═════ Reading text
LoKO is a new initiative, funded in large measure by the Andrew W Mellon Foundation, that engages with the development of the Arts of movement.

Kinetic is a descriptive formulation associated in particular ways with the modernity of the human subject and her objects, even though the concept has classical origins. While Aristotle famously wrote a short essay ‘On Motion’ in his Physics, where he defines motion as a potentiality within, the term first arises in English in the nineteenth century, and the formulation kinetic art dates from the 1960s.  The embrace of mobility, speed, change are all indices of modernity in distinct ways. In recent years, it is noteworthy that puppetry arts have become a dominant aesthetic idiom within both theatre and gallery spaces; and it has had a broad impact on film, aesthetic theory, and design. The Centre for Humanities Research at the University of the Western Cape has embraced the conceptual idea of motion as a cornerstone of its theoretical explorations of the Subject and its Objects. We have established a pioneering relationship with Handspring Puppet Company , makers of the celebrated theatrical phenomenon, War Horse. That production explores the crisis of modernity through an exploration of the contact between the ‘live’ and ‘made’, as horses are, for the first time, brought into deadly contact with war machines such as tanks in WWI. This exploration in many ways opens a discursive and aesthetic space for the consideration of the human, the animal and the object as sites along a continuum. In such terms, we are addressing the inherited ‘taken-as-given’ conceptions of the human such as haunt the academic humanities, where theories of race, and the histories of material culture are integral to key conceptions of the ‘fully human’ as a philosophical legacy. LoKO is interested, too, in considering the futures as well as the pasts of the human. We are engaged in ongoing analysis of AI, the Avatar, the cyborg, as well as the prosthetic object. The disquiet of the moving object is associated too with the moving image. The uncanny is centrally associated with these concepts, and psychoanalysis, material culture, exchange theory and economics as well as theology, metaphysics and aesthetics all inform the theoretical matrix informing our considerations.

Professor Jane Taylor, who is the newly appointed Andrew W Mellon Chair of Aesthetic Theory and Material Performance, has a history of scholarly as well as creative work within these domains. She has written several plays for puppets, working with artist William Kentridge and Handspring Puppet Company, as well as a recent puppet play for Renaissance scholar Stephen Greenblatt – a work dealing with the early history of neurology. She has written a novel on transplants, and most recently has completed a monograph on William Kentridge’s production of The Nose, for the New York Met. (This study explores the subject/object relation, as well as the aesthetic experiments associated with Soviet Constructionism).

LoKO has over the past seven years been engaged in a project in rural South Africa, where local farm workers’ children are trained in the making and manipulation of puppets. An annual parade and performance on December 16th (the Day of Reconciliation)  draws together communities with international scholars and theatre makers. We also supply support for a new puppetry company uKwanda, who have been developing puppetry arts in the townships, as well as in the international arena. There work is keenly influenced by considerations around environmental concerns as well as indigeneity questions. We have had strong links with UC Berkeley, U of Minnesota and U of Toronto, to name a few.) this is also a research and education program. We have engaged in conferences on puppetry arts, and are associated with several key publications in  the field (see Jane Taylor, ed. Handspring Puppet Company, Jane Taylor, William Kentridge: Being Led by the Nose, as well as The Puppet Show (ed. Ingrid Schaffner). We are developing partnerships in curatorial practices associated with the enhanced understanding of material culture, as well as participating in a film studies program.
══════════
═════ Material shown
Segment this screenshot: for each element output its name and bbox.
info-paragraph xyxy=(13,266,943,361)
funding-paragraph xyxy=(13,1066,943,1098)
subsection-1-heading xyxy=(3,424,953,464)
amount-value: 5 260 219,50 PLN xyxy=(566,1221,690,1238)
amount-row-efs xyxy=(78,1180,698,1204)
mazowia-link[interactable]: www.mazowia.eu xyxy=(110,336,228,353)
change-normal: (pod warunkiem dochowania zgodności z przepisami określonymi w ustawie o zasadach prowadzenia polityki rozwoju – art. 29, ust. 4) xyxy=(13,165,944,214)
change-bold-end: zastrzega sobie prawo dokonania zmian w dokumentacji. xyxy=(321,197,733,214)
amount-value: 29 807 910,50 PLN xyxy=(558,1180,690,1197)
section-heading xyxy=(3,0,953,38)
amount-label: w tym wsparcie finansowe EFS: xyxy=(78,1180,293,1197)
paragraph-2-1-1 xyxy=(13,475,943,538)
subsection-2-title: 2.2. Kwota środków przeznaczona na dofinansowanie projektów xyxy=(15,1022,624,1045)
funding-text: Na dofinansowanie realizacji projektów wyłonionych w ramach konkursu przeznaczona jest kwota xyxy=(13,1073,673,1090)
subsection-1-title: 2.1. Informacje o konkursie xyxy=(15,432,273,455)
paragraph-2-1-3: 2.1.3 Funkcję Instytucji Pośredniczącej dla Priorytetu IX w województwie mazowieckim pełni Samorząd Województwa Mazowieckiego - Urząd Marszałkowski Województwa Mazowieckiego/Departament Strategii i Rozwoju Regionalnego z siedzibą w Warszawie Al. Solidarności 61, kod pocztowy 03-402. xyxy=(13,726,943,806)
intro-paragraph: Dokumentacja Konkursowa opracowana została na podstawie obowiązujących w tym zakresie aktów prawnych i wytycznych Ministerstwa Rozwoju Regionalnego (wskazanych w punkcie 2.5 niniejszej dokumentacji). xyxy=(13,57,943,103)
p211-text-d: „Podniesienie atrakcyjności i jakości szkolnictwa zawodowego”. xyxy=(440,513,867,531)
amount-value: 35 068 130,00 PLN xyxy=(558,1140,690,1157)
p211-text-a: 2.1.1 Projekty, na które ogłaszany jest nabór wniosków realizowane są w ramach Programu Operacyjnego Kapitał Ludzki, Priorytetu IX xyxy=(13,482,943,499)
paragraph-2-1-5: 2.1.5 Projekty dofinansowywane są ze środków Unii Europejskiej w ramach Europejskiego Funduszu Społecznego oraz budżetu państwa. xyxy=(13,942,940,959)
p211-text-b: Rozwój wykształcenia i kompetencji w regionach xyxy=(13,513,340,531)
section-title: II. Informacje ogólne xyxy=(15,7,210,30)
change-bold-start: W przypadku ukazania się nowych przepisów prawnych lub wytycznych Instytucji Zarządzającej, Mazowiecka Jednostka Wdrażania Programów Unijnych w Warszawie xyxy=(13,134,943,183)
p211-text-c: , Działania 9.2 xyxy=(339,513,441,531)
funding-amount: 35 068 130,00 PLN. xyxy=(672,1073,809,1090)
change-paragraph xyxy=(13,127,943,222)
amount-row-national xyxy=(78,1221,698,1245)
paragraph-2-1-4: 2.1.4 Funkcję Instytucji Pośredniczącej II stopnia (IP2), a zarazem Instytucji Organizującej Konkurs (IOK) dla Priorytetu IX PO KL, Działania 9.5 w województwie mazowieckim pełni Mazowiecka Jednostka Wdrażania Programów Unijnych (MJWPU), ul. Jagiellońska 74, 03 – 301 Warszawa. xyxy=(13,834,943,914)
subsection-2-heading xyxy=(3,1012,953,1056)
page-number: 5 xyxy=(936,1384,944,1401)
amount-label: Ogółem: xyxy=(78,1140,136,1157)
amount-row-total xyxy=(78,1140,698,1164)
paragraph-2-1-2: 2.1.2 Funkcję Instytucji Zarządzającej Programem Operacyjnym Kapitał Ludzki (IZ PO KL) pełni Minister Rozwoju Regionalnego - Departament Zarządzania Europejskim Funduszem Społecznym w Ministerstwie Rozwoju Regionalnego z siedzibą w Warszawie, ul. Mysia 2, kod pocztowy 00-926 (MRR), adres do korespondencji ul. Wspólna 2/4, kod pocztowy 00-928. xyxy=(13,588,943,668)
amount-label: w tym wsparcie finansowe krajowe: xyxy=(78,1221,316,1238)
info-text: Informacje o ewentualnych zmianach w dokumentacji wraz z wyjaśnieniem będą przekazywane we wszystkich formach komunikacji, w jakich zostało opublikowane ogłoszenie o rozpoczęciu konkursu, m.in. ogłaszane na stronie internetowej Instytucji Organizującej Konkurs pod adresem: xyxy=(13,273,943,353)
══════════
▶ [Task requirements]:
1. In the LoKO text, on what date is the annual parade and performance held?
2. Reproduce the passage of the LoKO text that begins with the words "Professor Jane Taylor, who" and ends with "with Soviet Constructionism).".

▶ [Per-task answers]:
1. December 16th, the Day of Reconciliation.

2.
Professor Jane Taylor, who is the newly appointed Andrew W Mellon Chair of Aesthetic Theory and Material Performance, has a history of scholarly as well as creative work within these domains. She has written several plays for puppets, working with artist William Kentridge and Handspring Puppet Company, as well as a recent puppet play for Renaissance scholar Stephen Greenblatt – a work dealing with the early history of neurology. She has written a novel on transplants, and most recently has completed a monograph on William Kentridge’s production of The Nose, for the New York Met. (This study explores the subject/object relation, as well as the aesthetic experiments associated with Soviet Constructionism).